─── DATASET EXTRACT ───
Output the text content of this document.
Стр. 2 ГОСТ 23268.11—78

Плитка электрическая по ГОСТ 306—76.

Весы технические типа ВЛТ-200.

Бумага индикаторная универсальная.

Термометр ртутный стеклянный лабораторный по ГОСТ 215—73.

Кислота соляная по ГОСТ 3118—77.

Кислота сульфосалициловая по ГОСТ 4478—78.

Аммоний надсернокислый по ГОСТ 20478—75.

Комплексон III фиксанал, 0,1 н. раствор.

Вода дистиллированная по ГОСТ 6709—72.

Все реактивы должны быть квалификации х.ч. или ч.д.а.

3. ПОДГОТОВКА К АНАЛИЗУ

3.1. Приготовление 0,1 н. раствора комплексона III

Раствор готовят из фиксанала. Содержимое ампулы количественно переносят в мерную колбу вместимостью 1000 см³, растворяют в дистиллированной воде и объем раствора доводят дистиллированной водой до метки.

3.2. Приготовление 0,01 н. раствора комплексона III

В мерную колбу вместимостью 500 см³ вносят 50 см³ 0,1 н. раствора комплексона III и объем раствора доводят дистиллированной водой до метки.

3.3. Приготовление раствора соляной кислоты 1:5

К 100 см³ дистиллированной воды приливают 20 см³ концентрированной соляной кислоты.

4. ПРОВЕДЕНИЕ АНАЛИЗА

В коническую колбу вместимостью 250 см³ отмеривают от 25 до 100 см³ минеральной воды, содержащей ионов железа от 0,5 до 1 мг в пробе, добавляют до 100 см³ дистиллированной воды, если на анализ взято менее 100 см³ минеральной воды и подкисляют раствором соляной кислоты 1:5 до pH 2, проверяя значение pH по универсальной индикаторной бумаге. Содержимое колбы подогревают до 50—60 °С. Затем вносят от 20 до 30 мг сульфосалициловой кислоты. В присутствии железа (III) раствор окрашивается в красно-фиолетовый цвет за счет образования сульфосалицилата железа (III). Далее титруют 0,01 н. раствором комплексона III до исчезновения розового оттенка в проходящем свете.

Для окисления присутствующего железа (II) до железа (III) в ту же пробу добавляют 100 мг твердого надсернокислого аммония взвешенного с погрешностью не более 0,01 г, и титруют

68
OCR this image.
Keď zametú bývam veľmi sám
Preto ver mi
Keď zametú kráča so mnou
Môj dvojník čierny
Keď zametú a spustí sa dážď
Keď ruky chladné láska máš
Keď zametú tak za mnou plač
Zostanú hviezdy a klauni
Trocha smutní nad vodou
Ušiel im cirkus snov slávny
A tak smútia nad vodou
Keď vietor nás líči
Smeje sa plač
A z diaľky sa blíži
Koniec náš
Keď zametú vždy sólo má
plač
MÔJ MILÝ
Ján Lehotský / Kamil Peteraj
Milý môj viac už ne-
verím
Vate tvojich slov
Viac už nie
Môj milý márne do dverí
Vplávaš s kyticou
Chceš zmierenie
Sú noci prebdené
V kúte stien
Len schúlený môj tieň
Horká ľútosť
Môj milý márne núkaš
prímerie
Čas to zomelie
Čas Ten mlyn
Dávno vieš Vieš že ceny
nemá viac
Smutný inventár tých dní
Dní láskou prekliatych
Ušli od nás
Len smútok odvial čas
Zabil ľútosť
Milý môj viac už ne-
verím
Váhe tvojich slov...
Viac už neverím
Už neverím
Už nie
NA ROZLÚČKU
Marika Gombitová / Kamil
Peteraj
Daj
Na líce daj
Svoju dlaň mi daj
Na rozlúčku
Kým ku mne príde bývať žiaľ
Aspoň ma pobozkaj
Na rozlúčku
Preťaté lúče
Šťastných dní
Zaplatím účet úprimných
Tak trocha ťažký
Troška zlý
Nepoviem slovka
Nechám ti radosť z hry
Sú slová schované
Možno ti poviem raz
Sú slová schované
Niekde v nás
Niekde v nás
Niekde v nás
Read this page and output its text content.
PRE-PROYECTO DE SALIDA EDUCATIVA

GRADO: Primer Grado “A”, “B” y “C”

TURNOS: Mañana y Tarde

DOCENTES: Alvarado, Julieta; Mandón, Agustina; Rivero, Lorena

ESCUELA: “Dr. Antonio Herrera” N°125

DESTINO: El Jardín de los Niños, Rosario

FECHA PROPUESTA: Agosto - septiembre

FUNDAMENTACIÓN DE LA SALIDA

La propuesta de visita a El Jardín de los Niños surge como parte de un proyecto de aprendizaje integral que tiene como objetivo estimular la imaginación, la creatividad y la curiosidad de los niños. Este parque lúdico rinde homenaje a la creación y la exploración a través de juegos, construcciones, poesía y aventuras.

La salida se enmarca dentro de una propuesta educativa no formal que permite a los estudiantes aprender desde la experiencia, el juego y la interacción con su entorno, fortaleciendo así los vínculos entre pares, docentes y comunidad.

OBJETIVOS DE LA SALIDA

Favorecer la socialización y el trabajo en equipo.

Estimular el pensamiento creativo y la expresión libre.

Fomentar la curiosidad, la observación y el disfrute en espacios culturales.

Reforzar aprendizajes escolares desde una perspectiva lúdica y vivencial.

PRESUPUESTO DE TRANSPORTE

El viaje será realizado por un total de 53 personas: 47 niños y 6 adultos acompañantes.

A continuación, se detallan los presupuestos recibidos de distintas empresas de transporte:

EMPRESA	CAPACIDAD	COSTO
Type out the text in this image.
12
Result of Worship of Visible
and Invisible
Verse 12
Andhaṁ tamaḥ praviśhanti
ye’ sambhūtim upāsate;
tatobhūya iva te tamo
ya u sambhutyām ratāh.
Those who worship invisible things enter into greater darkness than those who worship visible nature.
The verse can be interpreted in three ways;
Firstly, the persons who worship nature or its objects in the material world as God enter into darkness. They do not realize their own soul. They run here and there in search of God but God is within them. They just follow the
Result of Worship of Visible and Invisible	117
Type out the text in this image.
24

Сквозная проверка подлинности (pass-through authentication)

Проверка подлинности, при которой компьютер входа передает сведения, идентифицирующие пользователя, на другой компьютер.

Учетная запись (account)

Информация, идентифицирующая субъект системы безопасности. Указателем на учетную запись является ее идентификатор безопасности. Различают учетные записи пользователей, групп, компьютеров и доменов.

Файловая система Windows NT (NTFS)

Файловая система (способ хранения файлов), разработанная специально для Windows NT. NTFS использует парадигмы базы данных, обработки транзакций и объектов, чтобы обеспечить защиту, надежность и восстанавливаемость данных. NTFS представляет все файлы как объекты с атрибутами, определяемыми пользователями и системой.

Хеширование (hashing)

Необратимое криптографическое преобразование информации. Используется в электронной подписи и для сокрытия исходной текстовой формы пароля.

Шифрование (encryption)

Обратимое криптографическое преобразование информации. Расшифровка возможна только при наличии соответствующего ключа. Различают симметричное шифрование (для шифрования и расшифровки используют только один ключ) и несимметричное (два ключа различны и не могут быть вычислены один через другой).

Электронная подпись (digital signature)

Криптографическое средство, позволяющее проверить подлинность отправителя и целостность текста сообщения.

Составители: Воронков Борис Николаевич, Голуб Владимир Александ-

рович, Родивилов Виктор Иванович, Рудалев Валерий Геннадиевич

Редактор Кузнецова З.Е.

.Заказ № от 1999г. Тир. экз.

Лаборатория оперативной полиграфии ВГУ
───
Write the entire listing out again, word for word.

Output the text content of this document.
Стр. 2 ГОСТ 23268.11—78

Плитка электрическая по ГОСТ 306—76.

Весы технические типа ВЛТ-200.

Бумага индикаторная универсальная.

Термометр ртутный стеклянный лабораторный по ГОСТ 215—73.

Кислота соляная по ГОСТ 3118—77.

Кислота сульфосалициловая по ГОСТ 4478—78.

Аммоний надсернокислый по ГОСТ 20478—75.

Комплексон III фиксанал, 0,1 н. раствор.

Вода дистиллированная по ГОСТ 6709—72.

Все реактивы должны быть квалификации х.ч. или ч.д.а.

3. ПОДГОТОВКА К АНАЛИЗУ

3.1. Приготовление 0,1 н. раствора комплексона III

Раствор готовят из фиксанала. Содержимое ампулы количественно переносят в мерную колбу вместимостью 1000 см³, растворяют в дистиллированной воде и объем раствора доводят дистиллированной водой до метки.

3.2. Приготовление 0,01 н. раствора комплексона III

В мерную колбу вместимостью 500 см³ вносят 50 см³ 0,1 н. раствора комплексона III и объем раствора доводят дистиллированной водой до метки.

3.3. Приготовление раствора соляной кислоты 1:5

К 100 см³ дистиллированной воды приливают 20 см³ концентрированной соляной кислоты.

4. ПРОВЕДЕНИЕ АНАЛИЗА

В коническую колбу вместимостью 250 см³ отмеривают от 25 до 100 см³ минеральной воды, содержащей ионов железа от 0,5 до 1 мг в пробе, добавляют до 100 см³ дистиллированной воды, если на анализ взято менее 100 см³ минеральной воды и подкисляют раствором соляной кислоты 1:5 до pH 2, проверяя значение pH по универсальной индикаторной бумаге. Содержимое колбы подогревают до 50—60 °С. Затем вносят от 20 до 30 мг сульфосалициловой кислоты. В присутствии железа (III) раствор окрашивается в красно-фиолетовый цвет за счет образования сульфосалицилата железа (III). Далее титруют 0,01 н. раствором комплексона III до исчезновения розового оттенка в проходящем свете.

Для окисления присутствующего железа (II) до железа (III) в ту же пробу добавляют 100 мг твердого надсернокислого аммония взвешенного с погрешностью не более 0,01 г, и титруют

68
OCR this image.
Keď zametú bývam veľmi sám
Preto ver mi
Keď zametú kráča so mnou
Môj dvojník čierny
Keď zametú a spustí sa dážď
Keď ruky chladné láska máš
Keď zametú tak za mnou plač
Zostanú hviezdy a klauni
Trocha smutní nad vodou
Ušiel im cirkus snov slávny
A tak smútia nad vodou
Keď vietor nás líči
Smeje sa plač
A z diaľky sa blíži
Koniec náš
Keď zametú vždy sólo má
plač
MÔJ MILÝ
Ján Lehotský / Kamil Peteraj
Milý môj viac už ne-
verím
Vate tvojich slov
Viac už nie
Môj milý márne do dverí
Vplávaš s kyticou
Chceš zmierenie
Sú noci prebdené
V kúte stien
Len schúlený môj tieň
Horká ľútosť
Môj milý márne núkaš
prímerie
Čas to zomelie
Čas Ten mlyn
Dávno vieš Vieš že ceny
nemá viac
Smutný inventár tých dní
Dní láskou prekliatych
Ušli od nás
Len smútok odvial čas
Zabil ľútosť
Milý môj viac už ne-
verím
Váhe tvojich slov...
Viac už neverím
Už neverím
Už nie
NA ROZLÚČKU
Marika Gombitová / Kamil
Peteraj
Daj
Na líce daj
Svoju dlaň mi daj
Na rozlúčku
Kým ku mne príde bývať žiaľ
Aspoň ma pobozkaj
Na rozlúčku
Preťaté lúče
Šťastných dní
Zaplatím účet úprimných
Tak trocha ťažký
Troška zlý
Nepoviem slovka
Nechám ti radosť z hry
Sú slová schované
Možno ti poviem raz
Sú slová schované
Niekde v nás
Niekde v nás
Niekde v nás
Read this page and output its text content.
PRE-PROYECTO DE SALIDA EDUCATIVA

GRADO: Primer Grado “A”, “B” y “C”

TURNOS: Mañana y Tarde

DOCENTES: Alvarado, Julieta; Mandón, Agustina; Rivero, Lorena

ESCUELA: “Dr. Antonio Herrera” N°125

DESTINO: El Jardín de los Niños, Rosario

FECHA PROPUESTA: Agosto - septiembre

FUNDAMENTACIÓN DE LA SALIDA

La propuesta de visita a El Jardín de los Niños surge como parte de un proyecto de aprendizaje integral que tiene como objetivo estimular la imaginación, la creatividad y la curiosidad de los niños. Este parque lúdico rinde homenaje a la creación y la exploración a través de juegos, construcciones, poesía y aventuras.

La salida se enmarca dentro de una propuesta educativa no formal que permite a los estudiantes aprender desde la experiencia, el juego y la interacción con su entorno, fortaleciendo así los vínculos entre pares, docentes y comunidad.

OBJETIVOS DE LA SALIDA

Favorecer la socialización y el trabajo en equipo.

Estimular el pensamiento creativo y la expresión libre.

Fomentar la curiosidad, la observación y el disfrute en espacios culturales.

Reforzar aprendizajes escolares desde una perspectiva lúdica y vivencial.

PRESUPUESTO DE TRANSPORTE

El viaje será realizado por un total de 53 personas: 47 niños y 6 adultos acompañantes.

A continuación, se detallan los presupuestos recibidos de distintas empresas de transporte:

EMPRESA	CAPACIDAD	COSTO
Type out the text in this image.
12
Result of Worship of Visible
and Invisible
Verse 12
Andhaṁ tamaḥ praviśhanti
ye’ sambhūtim upāsate;
tatobhūya iva te tamo
ya u sambhutyām ratāh.
Those who worship invisible things enter into greater darkness than those who worship visible nature.
The verse can be interpreted in three ways;
Firstly, the persons who worship nature or its objects in the material world as God enter into darkness. They do not realize their own soul. They run here and there in search of God but God is within them. They just follow the
Result of Worship of Visible and Invisible	117
Type out the text in this image.
24

Сквозная проверка подлинности (pass-through authentication)

Проверка подлинности, при которой компьютер входа передает сведения, идентифицирующие пользователя, на другой компьютер.

Учетная запись (account)

Информация, идентифицирующая субъект системы безопасности. Указателем на учетную запись является ее идентификатор безопасности. Различают учетные записи пользователей, групп, компьютеров и доменов.

Файловая система Windows NT (NTFS)

Файловая система (способ хранения файлов), разработанная специально для Windows NT. NTFS использует парадигмы базы данных, обработки транзакций и объектов, чтобы обеспечить защиту, надежность и восстанавливаемость данных. NTFS представляет все файлы как объекты с атрибутами, определяемыми пользователями и системой.

Хеширование (hashing)

Необратимое криптографическое преобразование информации. Используется в электронной подписи и для сокрытия исходной текстовой формы пароля.

Шифрование (encryption)

Обратимое криптографическое преобразование информации. Расшифровка возможна только при наличии соответствующего ключа. Различают симметричное шифрование (для шифрования и расшифровки используют только один ключ) и несимметричное (два ключа различны и не могут быть вычислены один через другой).

Электронная подпись (digital signature)

Криптографическое средство, позволяющее проверить подлинность отправителя и целостность текста сообщения.

Составители: Воронков Борис Николаевич, Голуб Владимир Александ-

рович, Родивилов Виктор Иванович, Рудалев Валерий Геннадиевич

Редактор Кузнецова З.Е.

.Заказ № от 1999г. Тир. экз.

Лаборатория оперативной полиграфии ВГУ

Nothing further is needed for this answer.